▶ _INPUT DATA_:

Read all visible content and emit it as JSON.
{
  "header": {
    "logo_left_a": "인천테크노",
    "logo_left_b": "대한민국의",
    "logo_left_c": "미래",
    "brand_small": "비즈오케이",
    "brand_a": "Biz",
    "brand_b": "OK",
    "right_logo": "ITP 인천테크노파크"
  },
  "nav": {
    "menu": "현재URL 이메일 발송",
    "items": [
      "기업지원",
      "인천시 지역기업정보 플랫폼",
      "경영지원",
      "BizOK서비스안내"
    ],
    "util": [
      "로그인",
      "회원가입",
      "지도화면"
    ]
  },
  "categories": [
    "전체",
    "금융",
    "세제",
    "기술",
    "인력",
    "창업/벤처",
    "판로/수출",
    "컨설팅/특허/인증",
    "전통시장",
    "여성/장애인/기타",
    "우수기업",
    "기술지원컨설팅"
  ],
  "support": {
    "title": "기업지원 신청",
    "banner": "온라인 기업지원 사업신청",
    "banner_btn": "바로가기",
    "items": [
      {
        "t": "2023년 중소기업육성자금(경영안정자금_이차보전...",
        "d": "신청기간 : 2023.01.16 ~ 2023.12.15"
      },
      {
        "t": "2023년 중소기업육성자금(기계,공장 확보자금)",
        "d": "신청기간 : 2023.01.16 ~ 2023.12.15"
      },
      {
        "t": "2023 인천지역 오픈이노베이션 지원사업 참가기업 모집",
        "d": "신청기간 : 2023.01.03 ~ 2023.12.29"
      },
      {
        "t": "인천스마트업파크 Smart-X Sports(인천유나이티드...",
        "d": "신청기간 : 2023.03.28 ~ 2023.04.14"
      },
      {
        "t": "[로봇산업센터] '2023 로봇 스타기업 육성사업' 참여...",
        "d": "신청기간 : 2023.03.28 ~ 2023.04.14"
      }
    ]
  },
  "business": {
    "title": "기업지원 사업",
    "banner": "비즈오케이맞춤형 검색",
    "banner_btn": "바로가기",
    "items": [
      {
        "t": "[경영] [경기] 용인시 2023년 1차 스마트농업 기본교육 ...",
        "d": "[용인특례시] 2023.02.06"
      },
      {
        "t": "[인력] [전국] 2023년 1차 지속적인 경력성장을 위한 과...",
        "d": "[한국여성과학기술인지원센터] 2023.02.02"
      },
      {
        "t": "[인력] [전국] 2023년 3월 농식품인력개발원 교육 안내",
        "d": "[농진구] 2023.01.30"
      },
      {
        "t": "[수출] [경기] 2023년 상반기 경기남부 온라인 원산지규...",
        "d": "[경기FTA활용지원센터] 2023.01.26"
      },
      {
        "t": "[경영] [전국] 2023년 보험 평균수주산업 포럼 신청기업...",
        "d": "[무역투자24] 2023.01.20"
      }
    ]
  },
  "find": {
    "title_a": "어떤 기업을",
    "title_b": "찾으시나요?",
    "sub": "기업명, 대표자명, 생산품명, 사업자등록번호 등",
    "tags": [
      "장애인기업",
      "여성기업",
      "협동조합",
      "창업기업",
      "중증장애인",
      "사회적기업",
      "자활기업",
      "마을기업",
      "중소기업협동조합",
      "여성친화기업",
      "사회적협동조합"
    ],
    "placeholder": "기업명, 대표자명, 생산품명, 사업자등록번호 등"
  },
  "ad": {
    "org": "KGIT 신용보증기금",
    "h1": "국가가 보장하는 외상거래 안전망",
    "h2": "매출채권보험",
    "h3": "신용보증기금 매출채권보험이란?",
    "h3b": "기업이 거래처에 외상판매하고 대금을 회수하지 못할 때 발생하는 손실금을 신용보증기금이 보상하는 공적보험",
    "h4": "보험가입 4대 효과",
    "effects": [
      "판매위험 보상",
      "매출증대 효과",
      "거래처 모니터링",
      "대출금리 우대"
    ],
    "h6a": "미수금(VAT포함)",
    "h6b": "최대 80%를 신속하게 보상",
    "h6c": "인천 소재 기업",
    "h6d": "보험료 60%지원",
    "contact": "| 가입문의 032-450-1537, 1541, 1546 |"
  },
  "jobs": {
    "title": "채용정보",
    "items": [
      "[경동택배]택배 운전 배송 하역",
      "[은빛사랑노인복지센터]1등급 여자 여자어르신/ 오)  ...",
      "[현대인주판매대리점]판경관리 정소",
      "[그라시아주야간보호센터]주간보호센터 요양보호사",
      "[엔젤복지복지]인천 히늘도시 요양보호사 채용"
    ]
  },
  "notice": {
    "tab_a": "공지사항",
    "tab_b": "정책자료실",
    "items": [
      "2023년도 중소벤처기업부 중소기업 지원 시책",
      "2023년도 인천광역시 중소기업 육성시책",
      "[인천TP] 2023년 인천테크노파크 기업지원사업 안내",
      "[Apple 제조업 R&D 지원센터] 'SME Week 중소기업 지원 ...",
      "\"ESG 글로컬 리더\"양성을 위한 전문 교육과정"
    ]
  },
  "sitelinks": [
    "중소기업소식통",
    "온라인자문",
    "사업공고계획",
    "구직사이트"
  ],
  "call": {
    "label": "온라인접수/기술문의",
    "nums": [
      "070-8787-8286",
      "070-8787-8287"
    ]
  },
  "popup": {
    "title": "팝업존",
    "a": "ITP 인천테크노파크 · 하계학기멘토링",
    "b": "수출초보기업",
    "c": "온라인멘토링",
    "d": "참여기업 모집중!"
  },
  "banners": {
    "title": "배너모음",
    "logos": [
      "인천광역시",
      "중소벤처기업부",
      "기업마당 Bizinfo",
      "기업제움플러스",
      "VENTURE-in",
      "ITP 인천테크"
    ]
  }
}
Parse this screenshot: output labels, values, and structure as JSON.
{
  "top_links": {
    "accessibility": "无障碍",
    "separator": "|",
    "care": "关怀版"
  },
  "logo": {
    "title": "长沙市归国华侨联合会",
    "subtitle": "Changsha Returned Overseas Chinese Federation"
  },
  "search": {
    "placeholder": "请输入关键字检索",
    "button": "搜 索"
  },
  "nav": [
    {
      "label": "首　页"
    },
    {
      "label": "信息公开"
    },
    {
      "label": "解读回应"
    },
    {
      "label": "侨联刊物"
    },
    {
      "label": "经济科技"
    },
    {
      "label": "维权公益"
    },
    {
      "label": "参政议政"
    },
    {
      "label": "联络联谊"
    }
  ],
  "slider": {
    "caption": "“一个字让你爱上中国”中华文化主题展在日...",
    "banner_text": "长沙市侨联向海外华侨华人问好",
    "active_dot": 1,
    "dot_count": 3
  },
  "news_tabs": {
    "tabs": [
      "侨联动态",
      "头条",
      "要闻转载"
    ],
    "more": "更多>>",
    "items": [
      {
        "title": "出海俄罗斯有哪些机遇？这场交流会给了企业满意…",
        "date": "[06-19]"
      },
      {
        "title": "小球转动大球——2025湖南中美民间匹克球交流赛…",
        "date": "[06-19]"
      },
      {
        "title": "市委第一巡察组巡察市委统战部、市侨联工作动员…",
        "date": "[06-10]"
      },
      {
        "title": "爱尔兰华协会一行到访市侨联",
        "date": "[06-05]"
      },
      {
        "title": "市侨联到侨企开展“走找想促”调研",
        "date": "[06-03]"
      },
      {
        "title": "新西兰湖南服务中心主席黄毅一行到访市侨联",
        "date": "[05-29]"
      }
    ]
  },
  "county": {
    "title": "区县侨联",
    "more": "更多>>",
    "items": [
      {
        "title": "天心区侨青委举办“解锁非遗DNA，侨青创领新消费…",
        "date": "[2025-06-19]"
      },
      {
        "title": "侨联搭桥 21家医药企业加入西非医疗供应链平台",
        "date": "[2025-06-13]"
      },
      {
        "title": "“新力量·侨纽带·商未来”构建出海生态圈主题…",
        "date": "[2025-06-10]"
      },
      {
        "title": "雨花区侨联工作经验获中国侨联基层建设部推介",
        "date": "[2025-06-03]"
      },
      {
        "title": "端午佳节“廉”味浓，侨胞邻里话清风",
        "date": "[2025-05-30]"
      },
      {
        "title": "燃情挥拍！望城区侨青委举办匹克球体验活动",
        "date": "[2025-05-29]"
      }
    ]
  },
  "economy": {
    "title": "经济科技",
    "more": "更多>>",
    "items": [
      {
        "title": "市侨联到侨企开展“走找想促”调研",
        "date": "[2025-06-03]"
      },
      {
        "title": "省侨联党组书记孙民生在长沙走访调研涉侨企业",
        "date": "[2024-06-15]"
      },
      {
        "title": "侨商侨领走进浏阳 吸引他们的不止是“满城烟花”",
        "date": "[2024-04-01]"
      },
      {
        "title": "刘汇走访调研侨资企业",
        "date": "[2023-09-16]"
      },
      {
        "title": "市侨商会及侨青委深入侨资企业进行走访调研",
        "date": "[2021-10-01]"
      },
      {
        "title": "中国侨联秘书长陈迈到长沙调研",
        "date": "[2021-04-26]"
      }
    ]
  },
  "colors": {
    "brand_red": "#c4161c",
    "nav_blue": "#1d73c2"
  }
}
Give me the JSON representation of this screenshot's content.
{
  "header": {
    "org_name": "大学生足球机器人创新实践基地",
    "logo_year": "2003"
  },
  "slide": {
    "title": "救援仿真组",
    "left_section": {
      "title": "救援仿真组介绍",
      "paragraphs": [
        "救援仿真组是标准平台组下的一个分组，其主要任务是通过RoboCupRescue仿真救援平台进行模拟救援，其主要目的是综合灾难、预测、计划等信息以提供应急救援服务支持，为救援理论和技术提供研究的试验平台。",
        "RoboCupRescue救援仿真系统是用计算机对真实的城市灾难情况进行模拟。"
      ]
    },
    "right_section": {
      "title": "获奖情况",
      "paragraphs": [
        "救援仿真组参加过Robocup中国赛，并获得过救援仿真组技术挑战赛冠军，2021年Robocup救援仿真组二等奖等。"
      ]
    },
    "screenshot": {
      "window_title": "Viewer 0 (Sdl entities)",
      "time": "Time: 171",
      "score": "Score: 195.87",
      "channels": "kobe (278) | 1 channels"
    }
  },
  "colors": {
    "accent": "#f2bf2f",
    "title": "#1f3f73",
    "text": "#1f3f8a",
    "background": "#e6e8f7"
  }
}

▶ _WHAT IS BEING ASKED_: Using the entries above, return each line in which the word "this" occurs.

▶ _FINISHED TASK_:
Parse this screenshot: output labels, values, and structure as JSON.
Give me the JSON representation of this screenshot's content.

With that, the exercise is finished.